Record excerpts
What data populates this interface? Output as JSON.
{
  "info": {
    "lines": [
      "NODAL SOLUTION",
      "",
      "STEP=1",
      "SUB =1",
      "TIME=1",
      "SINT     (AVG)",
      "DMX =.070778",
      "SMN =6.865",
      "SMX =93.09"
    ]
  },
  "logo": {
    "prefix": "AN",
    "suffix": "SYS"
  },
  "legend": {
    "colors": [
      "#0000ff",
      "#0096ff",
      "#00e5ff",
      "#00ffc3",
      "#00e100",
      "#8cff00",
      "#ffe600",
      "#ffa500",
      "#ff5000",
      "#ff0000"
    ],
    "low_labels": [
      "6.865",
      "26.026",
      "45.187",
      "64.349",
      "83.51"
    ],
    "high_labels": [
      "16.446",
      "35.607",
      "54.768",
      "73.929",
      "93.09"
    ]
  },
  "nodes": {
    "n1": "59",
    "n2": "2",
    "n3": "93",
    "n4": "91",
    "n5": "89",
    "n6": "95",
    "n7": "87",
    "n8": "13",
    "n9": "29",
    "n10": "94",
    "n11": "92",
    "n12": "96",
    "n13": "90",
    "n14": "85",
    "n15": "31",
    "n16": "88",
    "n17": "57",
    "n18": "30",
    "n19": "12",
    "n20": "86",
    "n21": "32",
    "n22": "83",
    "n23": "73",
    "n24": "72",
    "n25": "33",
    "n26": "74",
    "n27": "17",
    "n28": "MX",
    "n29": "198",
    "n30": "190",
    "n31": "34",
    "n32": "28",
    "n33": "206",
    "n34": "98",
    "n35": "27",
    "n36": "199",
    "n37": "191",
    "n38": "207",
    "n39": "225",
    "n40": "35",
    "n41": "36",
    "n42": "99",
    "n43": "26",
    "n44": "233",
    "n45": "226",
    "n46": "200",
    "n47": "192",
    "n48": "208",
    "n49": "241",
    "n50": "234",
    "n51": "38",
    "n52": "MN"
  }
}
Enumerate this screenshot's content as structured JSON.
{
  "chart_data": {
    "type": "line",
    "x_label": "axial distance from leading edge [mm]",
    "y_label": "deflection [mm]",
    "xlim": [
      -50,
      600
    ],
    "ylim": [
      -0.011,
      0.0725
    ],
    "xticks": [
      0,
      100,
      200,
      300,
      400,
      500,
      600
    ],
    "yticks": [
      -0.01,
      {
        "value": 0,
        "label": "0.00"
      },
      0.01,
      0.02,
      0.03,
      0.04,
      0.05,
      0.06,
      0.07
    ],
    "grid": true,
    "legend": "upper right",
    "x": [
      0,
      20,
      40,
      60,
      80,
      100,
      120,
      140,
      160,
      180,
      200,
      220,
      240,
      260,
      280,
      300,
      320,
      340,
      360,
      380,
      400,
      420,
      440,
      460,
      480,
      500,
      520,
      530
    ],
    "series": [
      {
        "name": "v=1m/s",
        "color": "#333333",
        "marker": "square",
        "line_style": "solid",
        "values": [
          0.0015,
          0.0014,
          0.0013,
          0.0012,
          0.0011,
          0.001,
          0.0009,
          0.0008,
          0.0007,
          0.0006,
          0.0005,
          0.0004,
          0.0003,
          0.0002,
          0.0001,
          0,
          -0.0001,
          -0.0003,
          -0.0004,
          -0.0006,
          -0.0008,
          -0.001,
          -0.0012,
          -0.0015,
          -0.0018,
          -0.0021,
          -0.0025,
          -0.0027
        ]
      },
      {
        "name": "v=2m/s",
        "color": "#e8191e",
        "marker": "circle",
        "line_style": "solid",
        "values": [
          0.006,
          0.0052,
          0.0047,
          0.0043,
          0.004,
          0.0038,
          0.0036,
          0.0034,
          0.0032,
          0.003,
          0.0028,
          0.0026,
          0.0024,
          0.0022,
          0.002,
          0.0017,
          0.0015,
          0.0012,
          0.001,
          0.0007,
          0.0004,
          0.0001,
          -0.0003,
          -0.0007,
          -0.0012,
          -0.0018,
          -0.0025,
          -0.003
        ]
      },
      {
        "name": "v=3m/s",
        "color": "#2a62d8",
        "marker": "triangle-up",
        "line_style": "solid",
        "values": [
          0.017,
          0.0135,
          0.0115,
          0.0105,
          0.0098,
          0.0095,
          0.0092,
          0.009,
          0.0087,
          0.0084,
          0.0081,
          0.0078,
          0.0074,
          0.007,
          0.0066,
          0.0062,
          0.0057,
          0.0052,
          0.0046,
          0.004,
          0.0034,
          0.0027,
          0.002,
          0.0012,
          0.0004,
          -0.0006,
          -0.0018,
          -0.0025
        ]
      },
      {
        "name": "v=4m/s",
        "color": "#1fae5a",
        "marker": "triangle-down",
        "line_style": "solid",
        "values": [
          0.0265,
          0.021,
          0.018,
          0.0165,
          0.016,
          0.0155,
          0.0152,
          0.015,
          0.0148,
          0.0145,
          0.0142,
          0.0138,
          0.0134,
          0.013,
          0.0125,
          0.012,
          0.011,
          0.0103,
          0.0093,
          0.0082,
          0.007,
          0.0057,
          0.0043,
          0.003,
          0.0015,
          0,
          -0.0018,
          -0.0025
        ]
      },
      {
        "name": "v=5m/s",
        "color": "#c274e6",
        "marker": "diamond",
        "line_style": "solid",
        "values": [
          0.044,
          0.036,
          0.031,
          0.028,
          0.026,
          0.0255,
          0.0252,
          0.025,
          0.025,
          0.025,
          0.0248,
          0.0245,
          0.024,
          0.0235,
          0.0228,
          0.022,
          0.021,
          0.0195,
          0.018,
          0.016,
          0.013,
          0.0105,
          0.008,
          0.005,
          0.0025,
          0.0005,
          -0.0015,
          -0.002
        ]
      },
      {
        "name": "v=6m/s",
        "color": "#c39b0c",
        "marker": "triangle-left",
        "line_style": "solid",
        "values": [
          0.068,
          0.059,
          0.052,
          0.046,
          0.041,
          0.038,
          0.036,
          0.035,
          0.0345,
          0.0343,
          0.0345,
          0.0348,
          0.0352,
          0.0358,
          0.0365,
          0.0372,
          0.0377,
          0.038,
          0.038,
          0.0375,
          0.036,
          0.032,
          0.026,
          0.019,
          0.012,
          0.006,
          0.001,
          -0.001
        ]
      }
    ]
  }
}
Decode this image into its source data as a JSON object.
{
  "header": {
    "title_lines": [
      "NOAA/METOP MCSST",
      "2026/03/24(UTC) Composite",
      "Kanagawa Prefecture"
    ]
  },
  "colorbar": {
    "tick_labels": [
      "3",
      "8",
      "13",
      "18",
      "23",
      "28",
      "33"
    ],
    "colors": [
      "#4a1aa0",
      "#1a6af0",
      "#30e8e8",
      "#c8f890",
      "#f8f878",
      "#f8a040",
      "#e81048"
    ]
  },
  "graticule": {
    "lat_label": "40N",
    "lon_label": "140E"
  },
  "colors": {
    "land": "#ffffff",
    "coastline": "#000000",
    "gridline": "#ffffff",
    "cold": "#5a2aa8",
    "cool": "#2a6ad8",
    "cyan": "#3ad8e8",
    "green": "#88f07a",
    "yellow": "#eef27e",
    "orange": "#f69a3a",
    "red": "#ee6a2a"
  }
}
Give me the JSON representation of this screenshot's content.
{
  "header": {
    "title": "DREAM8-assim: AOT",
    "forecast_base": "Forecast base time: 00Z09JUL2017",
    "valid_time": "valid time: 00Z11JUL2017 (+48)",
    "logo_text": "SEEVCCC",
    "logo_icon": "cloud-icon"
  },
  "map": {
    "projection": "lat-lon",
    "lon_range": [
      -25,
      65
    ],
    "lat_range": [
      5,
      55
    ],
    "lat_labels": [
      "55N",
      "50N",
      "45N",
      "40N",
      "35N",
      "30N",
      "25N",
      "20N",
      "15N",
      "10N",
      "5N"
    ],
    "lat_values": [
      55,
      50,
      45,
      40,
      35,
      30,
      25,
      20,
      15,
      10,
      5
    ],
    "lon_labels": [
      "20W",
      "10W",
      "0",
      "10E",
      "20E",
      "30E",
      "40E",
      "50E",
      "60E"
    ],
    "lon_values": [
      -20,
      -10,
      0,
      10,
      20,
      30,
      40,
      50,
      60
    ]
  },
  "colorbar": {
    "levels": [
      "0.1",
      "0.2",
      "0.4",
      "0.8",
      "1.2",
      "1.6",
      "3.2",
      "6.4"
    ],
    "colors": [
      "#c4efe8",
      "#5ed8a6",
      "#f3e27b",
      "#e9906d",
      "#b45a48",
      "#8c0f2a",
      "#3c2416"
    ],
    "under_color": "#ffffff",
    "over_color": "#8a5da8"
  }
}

Task instructions
Read the entries and pick out all lines that include the word "name".

Task answer
        "name": "v=1m/s",
        "name": "v=2m/s",
        "name": "v=3m/s",
        "name": "v=4m/s",
        "name": "v=5m/s",
        "name": "v=6m/s",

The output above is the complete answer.